Stated problem => Reproduce all of the material exactly as shown.

Provided records =>
# # # # # # #

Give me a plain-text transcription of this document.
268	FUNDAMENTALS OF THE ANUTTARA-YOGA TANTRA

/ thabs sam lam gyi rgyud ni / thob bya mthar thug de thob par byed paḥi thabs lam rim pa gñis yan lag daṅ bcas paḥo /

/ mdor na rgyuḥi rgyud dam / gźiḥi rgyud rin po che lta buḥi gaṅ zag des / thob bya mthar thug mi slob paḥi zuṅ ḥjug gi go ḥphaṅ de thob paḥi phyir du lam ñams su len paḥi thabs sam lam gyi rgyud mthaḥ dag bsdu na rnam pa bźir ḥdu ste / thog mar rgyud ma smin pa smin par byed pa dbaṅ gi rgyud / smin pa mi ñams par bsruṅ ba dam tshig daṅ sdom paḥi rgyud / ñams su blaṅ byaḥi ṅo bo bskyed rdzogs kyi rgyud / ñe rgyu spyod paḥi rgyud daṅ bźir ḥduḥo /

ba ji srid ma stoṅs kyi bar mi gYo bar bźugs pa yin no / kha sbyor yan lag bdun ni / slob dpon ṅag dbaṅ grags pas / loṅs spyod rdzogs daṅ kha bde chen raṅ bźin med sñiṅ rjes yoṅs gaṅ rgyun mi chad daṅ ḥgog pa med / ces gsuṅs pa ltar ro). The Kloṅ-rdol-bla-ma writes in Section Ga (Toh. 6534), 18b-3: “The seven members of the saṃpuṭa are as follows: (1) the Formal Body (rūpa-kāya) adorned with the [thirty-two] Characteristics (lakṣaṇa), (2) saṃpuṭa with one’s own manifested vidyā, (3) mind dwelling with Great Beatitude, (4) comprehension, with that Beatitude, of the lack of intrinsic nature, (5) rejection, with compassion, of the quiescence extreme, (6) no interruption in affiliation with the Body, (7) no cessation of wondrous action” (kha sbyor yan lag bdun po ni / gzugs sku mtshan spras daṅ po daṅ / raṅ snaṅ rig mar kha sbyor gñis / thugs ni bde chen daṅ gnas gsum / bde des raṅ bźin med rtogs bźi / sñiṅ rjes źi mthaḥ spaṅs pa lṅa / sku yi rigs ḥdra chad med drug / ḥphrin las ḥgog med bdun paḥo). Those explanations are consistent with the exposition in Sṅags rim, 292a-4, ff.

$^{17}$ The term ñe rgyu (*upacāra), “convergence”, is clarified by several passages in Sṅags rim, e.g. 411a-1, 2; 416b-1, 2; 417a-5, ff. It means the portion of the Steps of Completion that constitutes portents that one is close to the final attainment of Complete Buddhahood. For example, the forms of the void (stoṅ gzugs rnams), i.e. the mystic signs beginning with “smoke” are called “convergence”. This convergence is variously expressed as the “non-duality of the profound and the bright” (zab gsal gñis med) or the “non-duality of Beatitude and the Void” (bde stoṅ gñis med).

# # # # # # #

Output for this exercise =>
Give me a plain-text transcription of this document.
268	FUNDAMENTALS OF THE ANUTTARA-YOGA TANTRA

/ thabs sam lam gyi rgyud ni / thob bya mthar thug de thob par byed paḥi thabs lam rim pa gñis yan lag daṅ bcas paḥo /

/ mdor na rgyuḥi rgyud dam / gźiḥi rgyud rin po che lta buḥi gaṅ zag des / thob bya mthar thug mi slob paḥi zuṅ ḥjug gi go ḥphaṅ de thob paḥi phyir du lam ñams su len paḥi thabs sam lam gyi rgyud mthaḥ dag bsdu na rnam pa bźir ḥdu ste / thog mar rgyud ma smin pa smin par byed pa dbaṅ gi rgyud / smin pa mi ñams par bsruṅ ba dam tshig daṅ sdom paḥi rgyud / ñams su blaṅ byaḥi ṅo bo bskyed rdzogs kyi rgyud / ñe rgyu spyod paḥi rgyud daṅ bźir ḥduḥo /

ba ji srid ma stoṅs kyi bar mi gYo bar bźugs pa yin no / kha sbyor yan lag bdun ni / slob dpon ṅag dbaṅ grags pas / loṅs spyod rdzogs daṅ kha bde chen raṅ bźin med sñiṅ rjes yoṅs gaṅ rgyun mi chad daṅ ḥgog pa med / ces gsuṅs pa ltar ro). The Kloṅ-rdol-bla-ma writes in Section Ga (Toh. 6534), 18b-3: “The seven members of the saṃpuṭa are as follows: (1) the Formal Body (rūpa-kāya) adorned with the [thirty-two] Characteristics (lakṣaṇa), (2) saṃpuṭa with one’s own manifested vidyā, (3) mind dwelling with Great Beatitude, (4) comprehension, with that Beatitude, of the lack of intrinsic nature, (5) rejection, with compassion, of the quiescence extreme, (6) no interruption in affiliation with the Body, (7) no cessation of wondrous action” (kha sbyor yan lag bdun po ni / gzugs sku mtshan spras daṅ po daṅ / raṅ snaṅ rig mar kha sbyor gñis / thugs ni bde chen daṅ gnas gsum / bde des raṅ bźin med rtogs bźi / sñiṅ rjes źi mthaḥ spaṅs pa lṅa / sku yi rigs ḥdra chad med drug / ḥphrin las ḥgog med bdun paḥo). Those explanations are consistent with the exposition in Sṅags rim, 292a-4, ff.

$^{17}$ The term ñe rgyu (*upacāra), “convergence”, is clarified by several passages in Sṅags rim, e.g. 411a-1, 2; 416b-1, 2; 417a-5, ff. It means the portion of the Steps of Completion that constitutes portents that one is close to the final attainment of Complete Buddhahood. For example, the forms of the void (stoṅ gzugs rnams), i.e. the mystic signs beginning with “smoke” are called “convergence”. This convergence is variously expressed as the “non-duality of the profound and the bright” (zab gsal gñis med) or the “non-duality of Beatitude and the Void” (bde stoṅ gñis med).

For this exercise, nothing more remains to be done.